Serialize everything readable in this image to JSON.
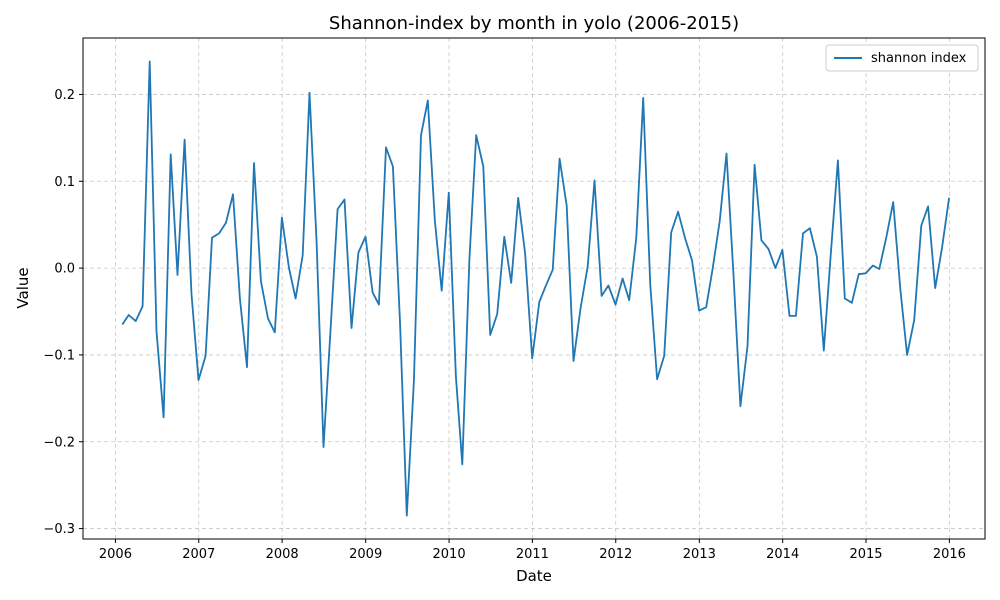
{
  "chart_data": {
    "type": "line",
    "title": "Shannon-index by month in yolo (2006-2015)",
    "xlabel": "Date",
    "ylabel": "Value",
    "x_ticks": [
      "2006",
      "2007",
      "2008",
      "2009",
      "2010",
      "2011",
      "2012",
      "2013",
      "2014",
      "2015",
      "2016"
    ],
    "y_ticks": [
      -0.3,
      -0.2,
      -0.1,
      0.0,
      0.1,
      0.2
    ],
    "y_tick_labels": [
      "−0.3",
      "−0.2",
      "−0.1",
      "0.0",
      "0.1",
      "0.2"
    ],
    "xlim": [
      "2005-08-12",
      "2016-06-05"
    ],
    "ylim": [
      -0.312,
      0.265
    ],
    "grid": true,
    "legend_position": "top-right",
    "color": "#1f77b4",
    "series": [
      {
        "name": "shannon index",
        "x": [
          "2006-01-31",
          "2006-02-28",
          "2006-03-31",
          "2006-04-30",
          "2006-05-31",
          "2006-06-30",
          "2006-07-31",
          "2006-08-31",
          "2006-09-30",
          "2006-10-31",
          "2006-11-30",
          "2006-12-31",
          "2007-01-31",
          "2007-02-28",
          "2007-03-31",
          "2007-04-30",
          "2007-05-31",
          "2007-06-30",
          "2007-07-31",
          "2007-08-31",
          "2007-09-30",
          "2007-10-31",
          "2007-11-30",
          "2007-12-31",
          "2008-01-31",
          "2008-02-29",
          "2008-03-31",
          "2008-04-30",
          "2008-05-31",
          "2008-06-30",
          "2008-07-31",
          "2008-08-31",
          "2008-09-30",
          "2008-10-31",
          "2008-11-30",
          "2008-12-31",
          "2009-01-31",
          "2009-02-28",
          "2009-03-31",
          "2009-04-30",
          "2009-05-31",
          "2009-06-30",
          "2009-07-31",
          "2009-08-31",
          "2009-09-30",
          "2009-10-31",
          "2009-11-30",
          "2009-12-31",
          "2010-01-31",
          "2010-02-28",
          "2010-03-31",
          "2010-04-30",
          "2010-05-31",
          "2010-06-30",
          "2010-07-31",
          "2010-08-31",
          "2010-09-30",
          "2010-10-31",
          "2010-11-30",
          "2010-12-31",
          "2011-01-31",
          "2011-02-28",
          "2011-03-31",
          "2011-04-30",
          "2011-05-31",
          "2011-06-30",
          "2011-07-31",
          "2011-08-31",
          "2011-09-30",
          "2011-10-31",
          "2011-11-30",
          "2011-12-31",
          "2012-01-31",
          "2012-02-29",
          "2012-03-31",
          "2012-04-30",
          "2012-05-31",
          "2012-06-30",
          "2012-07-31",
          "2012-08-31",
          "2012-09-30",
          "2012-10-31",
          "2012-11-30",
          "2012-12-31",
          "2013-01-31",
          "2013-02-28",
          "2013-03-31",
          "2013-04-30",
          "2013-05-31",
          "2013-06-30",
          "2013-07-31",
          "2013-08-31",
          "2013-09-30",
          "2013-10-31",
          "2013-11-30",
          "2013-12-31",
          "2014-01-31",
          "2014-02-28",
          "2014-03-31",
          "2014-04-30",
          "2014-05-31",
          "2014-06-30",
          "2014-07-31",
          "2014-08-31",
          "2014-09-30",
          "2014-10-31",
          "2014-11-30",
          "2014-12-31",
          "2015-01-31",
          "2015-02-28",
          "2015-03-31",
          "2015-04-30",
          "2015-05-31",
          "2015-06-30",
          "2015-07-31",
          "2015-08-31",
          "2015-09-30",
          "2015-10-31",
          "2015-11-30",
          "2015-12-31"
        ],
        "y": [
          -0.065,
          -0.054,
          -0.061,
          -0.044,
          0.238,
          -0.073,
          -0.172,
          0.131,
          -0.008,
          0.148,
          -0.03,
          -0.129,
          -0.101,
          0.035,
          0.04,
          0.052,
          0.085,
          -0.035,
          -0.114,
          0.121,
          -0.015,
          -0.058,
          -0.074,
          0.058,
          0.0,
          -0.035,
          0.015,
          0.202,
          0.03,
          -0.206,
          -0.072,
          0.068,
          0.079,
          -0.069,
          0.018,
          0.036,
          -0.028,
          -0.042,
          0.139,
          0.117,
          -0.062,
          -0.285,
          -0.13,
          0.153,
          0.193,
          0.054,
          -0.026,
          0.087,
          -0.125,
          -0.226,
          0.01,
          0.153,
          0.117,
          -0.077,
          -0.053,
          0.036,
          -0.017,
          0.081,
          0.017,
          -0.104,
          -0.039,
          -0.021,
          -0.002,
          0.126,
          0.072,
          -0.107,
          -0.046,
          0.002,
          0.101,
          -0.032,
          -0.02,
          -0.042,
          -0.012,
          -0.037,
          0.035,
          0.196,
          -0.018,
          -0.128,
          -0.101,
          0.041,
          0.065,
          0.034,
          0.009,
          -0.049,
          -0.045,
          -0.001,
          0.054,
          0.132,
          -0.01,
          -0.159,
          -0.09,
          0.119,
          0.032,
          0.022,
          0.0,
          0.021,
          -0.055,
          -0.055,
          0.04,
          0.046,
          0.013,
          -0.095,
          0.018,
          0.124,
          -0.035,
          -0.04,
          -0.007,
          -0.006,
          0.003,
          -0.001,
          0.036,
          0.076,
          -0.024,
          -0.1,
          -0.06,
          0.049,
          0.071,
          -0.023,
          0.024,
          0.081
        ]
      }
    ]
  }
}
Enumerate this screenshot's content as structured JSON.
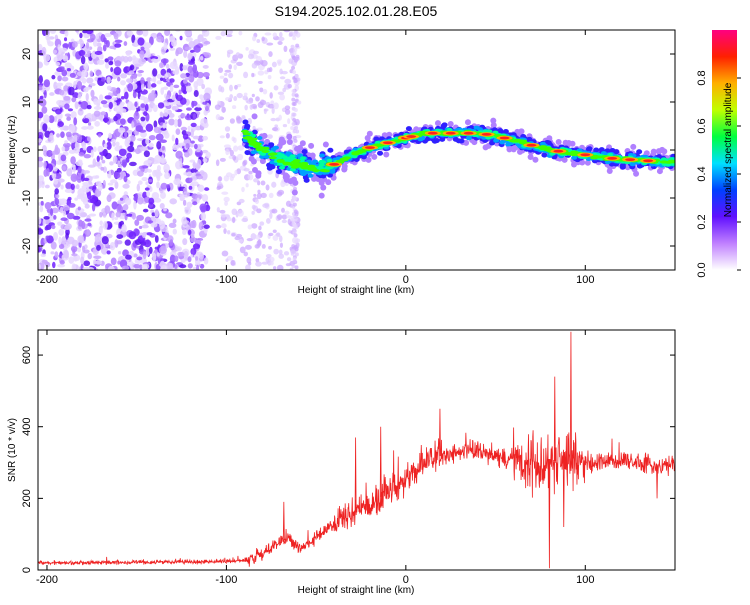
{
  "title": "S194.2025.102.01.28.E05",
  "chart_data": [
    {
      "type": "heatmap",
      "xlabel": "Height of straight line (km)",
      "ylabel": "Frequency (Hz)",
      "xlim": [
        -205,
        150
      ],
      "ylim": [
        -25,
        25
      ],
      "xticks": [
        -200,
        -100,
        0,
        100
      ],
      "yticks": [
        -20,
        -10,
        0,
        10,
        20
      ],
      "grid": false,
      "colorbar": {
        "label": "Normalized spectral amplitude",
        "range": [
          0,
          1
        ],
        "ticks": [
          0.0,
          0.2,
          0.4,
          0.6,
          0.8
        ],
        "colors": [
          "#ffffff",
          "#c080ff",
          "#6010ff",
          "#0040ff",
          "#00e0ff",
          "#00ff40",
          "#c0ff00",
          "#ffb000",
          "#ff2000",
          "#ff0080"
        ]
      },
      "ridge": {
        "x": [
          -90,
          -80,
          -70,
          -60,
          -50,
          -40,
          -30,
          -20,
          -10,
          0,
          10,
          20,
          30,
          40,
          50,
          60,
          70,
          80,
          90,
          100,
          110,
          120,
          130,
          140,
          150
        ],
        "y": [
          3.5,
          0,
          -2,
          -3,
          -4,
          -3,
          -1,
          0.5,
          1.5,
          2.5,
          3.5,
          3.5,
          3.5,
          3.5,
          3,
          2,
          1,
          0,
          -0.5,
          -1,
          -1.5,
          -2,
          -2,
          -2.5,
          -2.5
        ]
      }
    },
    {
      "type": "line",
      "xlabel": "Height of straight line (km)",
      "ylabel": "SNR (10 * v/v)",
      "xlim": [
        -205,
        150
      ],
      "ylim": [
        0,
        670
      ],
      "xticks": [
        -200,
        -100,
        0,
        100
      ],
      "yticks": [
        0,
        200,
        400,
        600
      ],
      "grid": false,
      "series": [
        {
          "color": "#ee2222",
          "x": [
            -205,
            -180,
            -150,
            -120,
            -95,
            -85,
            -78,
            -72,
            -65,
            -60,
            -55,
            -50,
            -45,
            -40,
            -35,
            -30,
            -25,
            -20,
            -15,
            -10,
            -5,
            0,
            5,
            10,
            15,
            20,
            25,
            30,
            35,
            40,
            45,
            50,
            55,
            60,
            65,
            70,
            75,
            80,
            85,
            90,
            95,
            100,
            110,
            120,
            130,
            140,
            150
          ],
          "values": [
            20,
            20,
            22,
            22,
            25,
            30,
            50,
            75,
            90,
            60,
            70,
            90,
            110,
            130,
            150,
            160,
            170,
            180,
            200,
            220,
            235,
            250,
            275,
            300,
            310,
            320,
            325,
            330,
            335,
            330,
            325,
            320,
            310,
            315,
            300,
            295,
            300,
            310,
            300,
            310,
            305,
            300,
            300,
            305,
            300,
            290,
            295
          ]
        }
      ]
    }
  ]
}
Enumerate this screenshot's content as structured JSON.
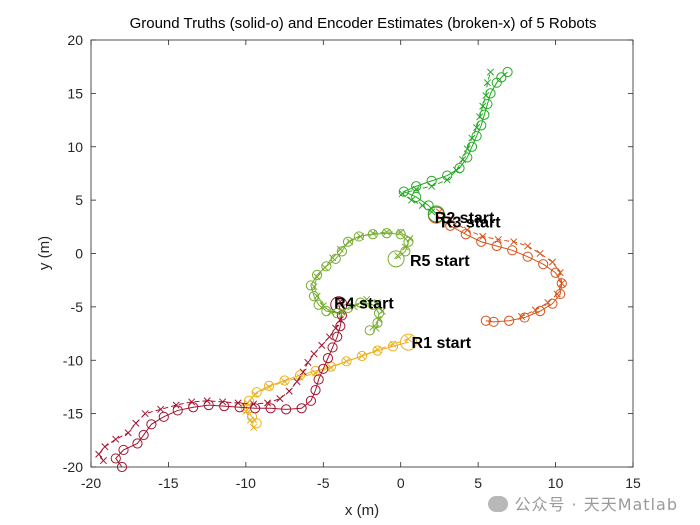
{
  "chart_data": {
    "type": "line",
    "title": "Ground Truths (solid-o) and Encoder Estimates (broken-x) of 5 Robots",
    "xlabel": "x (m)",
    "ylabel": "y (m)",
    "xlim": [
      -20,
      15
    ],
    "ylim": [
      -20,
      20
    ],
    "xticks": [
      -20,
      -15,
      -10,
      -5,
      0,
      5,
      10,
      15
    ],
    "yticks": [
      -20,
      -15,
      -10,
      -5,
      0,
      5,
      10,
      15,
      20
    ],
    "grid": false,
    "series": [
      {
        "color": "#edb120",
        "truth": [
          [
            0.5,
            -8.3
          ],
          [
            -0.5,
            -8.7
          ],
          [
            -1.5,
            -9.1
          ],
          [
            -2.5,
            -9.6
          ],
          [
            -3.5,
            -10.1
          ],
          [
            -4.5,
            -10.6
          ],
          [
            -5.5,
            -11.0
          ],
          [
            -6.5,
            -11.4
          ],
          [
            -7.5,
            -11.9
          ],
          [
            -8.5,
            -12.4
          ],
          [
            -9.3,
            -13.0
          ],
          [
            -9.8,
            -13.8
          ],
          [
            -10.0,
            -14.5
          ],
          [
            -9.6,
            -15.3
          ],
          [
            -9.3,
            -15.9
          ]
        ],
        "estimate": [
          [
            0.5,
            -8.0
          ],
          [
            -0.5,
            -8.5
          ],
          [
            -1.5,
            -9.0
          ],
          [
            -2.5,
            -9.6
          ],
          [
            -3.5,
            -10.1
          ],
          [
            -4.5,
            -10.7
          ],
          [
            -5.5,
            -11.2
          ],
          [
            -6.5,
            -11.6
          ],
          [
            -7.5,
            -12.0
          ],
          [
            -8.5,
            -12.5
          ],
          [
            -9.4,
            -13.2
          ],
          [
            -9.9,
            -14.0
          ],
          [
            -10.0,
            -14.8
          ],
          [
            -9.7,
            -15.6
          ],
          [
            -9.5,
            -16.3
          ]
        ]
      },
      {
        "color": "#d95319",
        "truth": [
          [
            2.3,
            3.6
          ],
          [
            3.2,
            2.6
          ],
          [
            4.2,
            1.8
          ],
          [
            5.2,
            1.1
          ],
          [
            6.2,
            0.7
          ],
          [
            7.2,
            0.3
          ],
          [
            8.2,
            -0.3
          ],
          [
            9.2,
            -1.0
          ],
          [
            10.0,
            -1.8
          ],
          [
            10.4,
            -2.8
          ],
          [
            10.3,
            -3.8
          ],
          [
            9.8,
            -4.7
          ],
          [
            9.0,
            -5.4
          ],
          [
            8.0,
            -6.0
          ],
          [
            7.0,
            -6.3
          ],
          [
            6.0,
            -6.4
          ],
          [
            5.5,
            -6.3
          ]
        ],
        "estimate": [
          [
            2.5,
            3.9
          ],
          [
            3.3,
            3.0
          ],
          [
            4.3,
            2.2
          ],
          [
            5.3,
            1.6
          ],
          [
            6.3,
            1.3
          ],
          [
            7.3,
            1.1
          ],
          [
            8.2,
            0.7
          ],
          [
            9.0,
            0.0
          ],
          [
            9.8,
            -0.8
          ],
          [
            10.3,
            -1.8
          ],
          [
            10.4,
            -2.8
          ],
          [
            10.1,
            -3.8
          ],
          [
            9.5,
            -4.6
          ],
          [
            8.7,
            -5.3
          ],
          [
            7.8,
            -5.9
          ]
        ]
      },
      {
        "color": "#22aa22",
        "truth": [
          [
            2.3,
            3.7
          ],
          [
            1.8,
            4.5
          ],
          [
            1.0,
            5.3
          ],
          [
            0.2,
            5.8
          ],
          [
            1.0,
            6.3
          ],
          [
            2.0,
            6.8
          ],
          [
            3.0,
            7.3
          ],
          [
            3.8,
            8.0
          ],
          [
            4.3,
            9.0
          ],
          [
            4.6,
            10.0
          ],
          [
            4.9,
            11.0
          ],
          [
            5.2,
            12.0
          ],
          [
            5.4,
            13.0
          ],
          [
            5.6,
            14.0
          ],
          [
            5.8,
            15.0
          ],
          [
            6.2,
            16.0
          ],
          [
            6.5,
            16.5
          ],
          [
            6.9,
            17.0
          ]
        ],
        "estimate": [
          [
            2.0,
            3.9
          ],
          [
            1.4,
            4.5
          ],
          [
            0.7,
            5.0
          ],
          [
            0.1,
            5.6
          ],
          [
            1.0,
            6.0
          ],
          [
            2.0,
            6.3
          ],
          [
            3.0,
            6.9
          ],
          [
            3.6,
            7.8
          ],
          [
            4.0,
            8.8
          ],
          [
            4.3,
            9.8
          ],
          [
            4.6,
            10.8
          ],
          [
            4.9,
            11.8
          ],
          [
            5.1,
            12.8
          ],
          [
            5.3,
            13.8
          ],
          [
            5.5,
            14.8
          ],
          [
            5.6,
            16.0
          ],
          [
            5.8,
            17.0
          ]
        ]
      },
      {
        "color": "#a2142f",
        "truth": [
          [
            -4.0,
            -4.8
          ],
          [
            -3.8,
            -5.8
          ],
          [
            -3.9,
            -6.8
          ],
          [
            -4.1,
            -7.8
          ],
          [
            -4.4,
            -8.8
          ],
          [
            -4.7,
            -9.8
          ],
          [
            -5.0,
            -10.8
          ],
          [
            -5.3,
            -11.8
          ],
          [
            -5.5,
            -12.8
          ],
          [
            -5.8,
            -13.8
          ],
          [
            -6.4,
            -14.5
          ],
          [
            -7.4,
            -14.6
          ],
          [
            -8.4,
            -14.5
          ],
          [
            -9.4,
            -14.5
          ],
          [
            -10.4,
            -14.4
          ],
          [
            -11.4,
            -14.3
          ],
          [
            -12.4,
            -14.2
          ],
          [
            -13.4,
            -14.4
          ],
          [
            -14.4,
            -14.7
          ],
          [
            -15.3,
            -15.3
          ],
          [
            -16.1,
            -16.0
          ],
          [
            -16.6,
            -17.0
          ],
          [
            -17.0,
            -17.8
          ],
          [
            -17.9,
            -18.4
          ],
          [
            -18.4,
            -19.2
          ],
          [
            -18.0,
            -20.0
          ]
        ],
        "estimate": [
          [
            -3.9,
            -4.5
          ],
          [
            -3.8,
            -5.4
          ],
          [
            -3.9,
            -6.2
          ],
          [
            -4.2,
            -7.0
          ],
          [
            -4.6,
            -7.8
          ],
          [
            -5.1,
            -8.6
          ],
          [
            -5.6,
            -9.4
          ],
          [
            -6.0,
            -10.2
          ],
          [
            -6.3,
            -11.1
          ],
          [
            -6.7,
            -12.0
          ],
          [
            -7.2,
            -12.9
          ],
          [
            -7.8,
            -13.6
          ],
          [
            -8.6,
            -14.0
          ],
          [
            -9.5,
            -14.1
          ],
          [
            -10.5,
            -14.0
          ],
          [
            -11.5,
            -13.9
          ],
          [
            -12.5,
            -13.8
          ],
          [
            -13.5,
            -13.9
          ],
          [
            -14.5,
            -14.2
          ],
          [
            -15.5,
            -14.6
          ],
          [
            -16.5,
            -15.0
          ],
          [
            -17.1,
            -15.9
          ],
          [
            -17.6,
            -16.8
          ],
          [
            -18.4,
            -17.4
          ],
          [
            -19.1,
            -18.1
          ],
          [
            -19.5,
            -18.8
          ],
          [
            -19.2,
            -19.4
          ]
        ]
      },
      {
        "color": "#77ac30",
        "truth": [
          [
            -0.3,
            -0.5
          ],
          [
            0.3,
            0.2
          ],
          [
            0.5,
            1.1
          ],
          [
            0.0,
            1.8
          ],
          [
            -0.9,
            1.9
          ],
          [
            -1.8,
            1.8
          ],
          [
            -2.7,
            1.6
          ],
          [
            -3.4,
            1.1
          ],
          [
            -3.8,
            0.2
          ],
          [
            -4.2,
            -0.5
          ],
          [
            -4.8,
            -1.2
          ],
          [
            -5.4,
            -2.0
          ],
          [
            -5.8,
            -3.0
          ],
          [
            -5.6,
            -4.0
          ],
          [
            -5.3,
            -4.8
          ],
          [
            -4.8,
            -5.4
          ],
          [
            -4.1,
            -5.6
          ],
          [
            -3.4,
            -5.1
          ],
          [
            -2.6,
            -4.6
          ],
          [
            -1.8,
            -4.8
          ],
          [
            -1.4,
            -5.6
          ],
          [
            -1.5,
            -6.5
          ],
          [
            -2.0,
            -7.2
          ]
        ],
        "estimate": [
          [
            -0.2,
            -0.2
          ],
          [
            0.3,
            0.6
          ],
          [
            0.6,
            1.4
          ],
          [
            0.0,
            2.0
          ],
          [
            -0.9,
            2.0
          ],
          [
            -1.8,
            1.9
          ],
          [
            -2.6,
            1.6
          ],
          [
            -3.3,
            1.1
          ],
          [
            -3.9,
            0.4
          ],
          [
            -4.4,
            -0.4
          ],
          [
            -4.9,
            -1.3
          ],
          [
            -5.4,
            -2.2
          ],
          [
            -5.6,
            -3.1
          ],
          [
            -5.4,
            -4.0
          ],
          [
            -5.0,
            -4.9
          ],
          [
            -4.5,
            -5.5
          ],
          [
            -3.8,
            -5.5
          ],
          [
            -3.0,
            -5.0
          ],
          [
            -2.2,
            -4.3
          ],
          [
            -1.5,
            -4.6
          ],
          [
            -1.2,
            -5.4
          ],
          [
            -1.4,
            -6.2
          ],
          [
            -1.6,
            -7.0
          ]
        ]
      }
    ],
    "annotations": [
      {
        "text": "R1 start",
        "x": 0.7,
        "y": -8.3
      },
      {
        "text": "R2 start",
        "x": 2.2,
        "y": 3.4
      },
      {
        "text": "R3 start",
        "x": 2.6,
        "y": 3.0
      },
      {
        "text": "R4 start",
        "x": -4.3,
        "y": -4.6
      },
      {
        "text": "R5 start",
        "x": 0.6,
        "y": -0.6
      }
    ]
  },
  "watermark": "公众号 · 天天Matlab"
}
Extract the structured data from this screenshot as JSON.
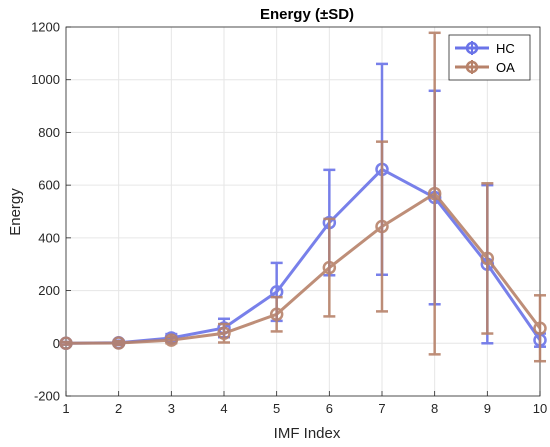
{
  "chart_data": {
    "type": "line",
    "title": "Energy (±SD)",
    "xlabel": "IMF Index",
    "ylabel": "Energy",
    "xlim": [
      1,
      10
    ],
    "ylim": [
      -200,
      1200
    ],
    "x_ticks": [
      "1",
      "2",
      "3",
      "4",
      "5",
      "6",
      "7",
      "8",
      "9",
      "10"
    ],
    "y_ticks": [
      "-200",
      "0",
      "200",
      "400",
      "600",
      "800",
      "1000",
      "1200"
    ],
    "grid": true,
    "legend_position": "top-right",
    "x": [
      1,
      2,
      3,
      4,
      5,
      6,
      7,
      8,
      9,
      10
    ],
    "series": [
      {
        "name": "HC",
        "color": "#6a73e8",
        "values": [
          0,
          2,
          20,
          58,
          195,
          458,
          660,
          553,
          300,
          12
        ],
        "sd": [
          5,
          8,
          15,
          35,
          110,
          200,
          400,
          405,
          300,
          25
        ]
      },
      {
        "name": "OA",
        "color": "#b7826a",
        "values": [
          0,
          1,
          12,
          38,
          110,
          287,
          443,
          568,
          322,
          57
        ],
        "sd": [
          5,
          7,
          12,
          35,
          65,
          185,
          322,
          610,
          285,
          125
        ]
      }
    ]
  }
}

PROMPT: Isolate the lines that hold the word "ylabel" and copy all of them.

COMPLETED TASK:
    "ylabel": "Value",
      "ylabel": "Frequency (Hz)",
      "ylabel": "SNR (10 * v/v)",
    "ylabel": "y (m)",
    "ylabel": "Energy",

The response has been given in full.